▶ [Work required]: Quote everything from the first line of the entries down to the line containing "total-cloud-bar: [616, 689, 624, 745]", including both of those lines.

▶ [Input records]:
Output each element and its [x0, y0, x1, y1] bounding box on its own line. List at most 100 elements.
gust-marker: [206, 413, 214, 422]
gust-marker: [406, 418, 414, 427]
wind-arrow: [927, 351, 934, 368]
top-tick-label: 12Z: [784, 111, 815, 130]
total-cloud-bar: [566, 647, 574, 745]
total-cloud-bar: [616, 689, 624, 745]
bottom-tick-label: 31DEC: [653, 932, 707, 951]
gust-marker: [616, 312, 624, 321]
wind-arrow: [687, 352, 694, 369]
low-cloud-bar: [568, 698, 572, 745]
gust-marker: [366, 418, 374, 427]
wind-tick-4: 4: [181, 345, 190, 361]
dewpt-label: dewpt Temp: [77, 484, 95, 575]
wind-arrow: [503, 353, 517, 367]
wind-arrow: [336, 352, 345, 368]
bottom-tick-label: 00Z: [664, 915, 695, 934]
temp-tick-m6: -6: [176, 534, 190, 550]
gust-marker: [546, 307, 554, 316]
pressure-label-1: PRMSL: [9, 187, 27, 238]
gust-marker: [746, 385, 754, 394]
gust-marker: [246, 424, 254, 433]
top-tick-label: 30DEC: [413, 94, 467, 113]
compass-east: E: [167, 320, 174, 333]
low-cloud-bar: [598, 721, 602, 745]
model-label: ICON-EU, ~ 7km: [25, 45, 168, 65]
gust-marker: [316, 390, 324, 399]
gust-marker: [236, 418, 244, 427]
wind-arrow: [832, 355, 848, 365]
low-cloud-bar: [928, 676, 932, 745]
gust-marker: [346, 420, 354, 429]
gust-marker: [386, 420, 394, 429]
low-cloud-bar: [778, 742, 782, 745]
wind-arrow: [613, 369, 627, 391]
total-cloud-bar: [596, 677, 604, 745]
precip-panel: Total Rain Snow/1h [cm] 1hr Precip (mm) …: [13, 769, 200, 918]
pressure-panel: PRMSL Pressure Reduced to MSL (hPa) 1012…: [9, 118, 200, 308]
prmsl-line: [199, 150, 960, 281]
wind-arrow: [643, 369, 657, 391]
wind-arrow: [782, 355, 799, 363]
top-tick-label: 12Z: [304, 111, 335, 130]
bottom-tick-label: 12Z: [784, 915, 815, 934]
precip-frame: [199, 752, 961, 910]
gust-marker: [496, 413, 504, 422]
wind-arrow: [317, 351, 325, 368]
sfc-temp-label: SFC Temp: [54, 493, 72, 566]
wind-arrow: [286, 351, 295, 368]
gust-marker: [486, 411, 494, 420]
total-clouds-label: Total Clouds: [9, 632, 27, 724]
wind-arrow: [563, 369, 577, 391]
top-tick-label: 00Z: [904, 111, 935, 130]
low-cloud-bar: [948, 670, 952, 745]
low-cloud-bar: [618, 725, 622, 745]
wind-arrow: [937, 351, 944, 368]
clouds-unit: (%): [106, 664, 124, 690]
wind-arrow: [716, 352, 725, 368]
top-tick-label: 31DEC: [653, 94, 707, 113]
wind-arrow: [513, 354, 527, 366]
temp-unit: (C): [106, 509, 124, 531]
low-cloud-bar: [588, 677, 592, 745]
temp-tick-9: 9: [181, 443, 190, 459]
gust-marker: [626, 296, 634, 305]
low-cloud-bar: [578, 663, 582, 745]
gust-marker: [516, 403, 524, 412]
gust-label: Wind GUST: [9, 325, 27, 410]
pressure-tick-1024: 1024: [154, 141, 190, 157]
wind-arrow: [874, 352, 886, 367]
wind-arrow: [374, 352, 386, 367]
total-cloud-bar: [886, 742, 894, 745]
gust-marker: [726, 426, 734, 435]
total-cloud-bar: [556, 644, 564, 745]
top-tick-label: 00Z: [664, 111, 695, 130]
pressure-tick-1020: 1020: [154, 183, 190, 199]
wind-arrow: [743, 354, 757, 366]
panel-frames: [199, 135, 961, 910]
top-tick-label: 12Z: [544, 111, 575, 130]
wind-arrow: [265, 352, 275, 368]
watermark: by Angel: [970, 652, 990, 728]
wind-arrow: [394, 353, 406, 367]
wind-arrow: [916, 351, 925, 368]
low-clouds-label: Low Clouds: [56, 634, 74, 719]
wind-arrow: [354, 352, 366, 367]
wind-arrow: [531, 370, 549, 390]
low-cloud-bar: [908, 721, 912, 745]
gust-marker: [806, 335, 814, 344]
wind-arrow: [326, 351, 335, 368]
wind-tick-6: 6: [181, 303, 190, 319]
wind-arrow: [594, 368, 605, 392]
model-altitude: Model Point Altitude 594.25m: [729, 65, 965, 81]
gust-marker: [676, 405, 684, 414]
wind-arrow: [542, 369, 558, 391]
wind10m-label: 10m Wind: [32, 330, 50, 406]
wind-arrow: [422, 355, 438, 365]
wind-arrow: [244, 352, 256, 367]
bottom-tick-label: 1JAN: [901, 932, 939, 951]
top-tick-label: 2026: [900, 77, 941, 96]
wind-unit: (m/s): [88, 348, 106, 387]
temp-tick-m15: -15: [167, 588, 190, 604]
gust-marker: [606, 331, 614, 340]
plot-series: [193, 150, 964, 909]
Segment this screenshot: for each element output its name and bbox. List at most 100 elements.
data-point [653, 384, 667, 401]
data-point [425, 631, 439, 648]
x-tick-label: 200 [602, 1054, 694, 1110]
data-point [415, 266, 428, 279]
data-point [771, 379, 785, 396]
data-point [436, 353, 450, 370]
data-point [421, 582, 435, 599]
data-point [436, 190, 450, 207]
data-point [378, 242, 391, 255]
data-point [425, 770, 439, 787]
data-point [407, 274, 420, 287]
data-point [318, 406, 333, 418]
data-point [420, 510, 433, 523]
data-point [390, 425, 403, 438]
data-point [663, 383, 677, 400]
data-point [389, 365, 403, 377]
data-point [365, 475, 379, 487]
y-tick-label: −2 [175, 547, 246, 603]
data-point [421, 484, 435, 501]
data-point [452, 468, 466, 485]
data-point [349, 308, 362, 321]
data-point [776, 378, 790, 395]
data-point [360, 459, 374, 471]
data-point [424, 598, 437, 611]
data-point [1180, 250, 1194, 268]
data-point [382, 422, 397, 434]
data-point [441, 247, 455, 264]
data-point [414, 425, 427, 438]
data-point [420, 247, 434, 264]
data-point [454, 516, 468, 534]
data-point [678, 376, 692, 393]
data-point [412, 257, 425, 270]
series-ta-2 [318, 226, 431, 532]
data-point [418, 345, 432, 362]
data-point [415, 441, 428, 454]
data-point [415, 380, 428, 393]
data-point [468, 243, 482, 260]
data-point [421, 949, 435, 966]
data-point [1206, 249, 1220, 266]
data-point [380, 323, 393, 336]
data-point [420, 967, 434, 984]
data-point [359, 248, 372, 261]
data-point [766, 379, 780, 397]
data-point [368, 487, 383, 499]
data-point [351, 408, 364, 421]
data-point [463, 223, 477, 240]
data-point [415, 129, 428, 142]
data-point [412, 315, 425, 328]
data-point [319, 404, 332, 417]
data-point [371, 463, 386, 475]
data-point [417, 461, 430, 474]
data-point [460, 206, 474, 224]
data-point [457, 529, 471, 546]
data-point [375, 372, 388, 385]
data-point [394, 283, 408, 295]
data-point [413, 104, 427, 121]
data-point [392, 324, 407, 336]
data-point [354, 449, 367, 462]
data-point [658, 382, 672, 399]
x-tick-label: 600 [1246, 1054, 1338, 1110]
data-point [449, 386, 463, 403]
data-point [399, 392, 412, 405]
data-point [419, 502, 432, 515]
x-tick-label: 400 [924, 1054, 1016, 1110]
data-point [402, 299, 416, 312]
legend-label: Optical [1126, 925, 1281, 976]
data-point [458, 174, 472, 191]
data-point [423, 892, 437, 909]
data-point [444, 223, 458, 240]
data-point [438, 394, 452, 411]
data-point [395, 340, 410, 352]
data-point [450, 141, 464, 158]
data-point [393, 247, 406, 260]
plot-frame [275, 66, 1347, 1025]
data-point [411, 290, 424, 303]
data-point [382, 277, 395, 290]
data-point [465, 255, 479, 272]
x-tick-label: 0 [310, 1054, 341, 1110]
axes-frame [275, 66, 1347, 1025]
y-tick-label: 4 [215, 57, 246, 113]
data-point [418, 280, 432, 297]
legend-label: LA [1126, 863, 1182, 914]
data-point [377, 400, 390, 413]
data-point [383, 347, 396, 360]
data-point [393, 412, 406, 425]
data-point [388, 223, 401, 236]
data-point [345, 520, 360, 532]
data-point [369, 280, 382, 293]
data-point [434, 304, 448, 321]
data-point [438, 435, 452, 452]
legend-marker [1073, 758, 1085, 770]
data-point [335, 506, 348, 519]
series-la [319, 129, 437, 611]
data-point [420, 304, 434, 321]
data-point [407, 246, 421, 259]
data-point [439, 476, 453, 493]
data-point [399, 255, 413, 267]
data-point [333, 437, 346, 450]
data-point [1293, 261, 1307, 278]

▶ [Finished answer]:
Output each element and its [x0, y0, x1, y1] bounding box on its own line. List at most 100 elements.
gust-marker: [206, 413, 214, 422]
gust-marker: [406, 418, 414, 427]
wind-arrow: [927, 351, 934, 368]
top-tick-label: 12Z: [784, 111, 815, 130]
total-cloud-bar: [566, 647, 574, 745]
total-cloud-bar: [616, 689, 624, 745]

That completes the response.